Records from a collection

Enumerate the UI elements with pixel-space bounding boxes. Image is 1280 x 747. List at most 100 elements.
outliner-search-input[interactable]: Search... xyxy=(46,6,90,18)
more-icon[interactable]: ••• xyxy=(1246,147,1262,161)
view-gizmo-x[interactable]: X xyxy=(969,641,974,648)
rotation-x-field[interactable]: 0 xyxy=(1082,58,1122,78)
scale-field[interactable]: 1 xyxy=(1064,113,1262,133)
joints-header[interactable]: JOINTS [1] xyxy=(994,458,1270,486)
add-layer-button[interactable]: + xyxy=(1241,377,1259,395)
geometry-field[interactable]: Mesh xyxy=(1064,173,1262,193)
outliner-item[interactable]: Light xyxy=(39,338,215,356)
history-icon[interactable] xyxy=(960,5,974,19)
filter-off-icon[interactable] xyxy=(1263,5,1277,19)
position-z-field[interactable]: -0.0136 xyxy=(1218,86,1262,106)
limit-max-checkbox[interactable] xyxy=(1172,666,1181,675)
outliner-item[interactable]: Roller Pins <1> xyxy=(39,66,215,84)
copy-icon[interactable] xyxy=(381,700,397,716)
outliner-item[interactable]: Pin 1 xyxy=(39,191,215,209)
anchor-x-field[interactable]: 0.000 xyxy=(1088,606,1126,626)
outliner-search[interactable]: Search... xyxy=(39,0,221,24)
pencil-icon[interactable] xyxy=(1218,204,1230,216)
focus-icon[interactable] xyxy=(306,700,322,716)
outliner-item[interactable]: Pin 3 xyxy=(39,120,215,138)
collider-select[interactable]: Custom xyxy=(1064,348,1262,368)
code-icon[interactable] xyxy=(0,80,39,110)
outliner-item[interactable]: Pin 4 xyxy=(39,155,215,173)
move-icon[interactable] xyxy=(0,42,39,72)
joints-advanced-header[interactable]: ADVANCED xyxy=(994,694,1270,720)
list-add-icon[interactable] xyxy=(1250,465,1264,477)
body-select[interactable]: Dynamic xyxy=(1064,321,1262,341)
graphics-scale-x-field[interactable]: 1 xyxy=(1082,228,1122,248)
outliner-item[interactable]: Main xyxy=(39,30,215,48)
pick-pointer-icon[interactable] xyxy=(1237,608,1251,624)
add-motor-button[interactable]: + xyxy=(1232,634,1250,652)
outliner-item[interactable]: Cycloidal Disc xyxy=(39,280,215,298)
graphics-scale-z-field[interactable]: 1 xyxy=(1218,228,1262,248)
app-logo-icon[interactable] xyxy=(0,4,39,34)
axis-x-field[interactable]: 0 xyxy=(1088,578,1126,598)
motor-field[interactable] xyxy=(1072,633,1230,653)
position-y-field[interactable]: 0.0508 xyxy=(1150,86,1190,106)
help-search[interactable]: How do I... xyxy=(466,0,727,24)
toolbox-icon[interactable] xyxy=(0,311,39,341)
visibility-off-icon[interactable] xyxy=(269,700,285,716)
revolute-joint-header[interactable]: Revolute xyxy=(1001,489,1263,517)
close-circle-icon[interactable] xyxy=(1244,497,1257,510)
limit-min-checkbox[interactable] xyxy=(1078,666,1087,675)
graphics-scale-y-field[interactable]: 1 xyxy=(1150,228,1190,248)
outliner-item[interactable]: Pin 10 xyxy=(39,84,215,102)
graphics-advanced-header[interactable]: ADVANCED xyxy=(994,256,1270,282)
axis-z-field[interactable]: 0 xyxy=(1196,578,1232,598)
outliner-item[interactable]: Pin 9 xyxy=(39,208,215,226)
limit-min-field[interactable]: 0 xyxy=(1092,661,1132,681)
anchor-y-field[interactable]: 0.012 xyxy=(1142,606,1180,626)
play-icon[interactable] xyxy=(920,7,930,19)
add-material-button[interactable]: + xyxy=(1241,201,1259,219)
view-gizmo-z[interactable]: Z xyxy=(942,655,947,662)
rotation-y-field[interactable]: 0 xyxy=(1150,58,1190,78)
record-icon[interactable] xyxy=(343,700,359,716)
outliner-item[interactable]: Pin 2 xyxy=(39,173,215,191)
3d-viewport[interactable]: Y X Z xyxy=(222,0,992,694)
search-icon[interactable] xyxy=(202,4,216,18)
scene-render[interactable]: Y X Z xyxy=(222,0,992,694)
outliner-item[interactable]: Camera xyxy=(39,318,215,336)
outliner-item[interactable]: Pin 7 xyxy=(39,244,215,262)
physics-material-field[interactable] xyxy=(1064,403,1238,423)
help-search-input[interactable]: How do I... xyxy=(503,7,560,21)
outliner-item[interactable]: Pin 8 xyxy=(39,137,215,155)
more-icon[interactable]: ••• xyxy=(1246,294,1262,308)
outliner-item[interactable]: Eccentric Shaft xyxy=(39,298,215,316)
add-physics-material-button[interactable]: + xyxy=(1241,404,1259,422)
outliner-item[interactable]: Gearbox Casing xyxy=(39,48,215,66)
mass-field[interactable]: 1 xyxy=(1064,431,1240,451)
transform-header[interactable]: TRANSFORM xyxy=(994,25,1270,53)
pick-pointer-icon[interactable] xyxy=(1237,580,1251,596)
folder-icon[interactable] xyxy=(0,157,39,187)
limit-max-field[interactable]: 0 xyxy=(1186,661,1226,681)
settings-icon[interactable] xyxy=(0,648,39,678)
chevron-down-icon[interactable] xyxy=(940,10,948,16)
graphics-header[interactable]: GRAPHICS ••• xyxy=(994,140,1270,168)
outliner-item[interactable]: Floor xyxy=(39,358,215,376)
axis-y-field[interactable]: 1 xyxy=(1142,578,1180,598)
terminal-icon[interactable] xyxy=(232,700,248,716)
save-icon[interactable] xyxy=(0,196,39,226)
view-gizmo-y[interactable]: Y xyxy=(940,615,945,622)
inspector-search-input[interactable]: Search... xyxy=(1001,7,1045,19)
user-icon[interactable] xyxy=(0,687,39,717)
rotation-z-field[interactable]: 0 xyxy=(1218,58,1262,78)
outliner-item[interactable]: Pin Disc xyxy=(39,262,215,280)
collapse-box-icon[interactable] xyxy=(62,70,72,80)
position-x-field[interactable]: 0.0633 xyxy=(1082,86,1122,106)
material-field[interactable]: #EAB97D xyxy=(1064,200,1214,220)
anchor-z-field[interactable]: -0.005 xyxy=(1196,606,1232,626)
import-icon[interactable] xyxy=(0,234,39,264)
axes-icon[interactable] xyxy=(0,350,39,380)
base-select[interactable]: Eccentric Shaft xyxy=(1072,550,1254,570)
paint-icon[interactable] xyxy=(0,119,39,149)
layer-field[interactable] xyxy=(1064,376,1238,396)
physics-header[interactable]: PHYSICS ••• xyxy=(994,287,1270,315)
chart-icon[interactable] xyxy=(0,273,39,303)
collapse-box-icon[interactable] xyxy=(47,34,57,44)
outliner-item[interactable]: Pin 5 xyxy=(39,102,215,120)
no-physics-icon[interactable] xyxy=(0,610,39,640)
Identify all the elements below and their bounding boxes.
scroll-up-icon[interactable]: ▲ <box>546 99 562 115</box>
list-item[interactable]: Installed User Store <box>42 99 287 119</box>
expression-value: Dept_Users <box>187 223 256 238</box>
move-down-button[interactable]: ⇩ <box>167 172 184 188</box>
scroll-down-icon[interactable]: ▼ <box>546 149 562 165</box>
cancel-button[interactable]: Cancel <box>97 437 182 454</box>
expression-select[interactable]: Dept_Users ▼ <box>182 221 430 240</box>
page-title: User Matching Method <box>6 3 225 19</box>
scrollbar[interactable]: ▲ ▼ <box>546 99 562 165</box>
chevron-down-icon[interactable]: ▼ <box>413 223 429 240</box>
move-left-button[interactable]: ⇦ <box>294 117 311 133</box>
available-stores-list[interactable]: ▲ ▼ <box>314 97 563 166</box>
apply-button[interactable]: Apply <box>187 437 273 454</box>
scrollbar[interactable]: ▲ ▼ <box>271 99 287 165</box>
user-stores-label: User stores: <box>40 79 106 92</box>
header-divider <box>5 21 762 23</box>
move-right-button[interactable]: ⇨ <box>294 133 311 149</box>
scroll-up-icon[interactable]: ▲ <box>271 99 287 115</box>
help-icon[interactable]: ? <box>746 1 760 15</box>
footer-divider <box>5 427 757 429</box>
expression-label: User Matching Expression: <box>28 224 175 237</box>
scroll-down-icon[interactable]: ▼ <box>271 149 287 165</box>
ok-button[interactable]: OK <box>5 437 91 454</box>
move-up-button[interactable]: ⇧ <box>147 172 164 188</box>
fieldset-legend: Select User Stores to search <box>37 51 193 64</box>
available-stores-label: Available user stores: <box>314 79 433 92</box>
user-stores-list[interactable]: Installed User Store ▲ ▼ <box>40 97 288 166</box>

**Stated goal:** Write out the rows from the start of the records through the line that contains "view-gizmo-x[interactable]: X xyxy=(969,641,974,648)", including that line, with every character kept as it is.

**Output of the exercise:**
Enumerate the UI elements with pixel-space bounding boxes. Image is 1280 x 747. List at most 100 elements.
outliner-search-input[interactable]: Search... xyxy=(46,6,90,18)
more-icon[interactable]: ••• xyxy=(1246,147,1262,161)
view-gizmo-x[interactable]: X xyxy=(969,641,974,648)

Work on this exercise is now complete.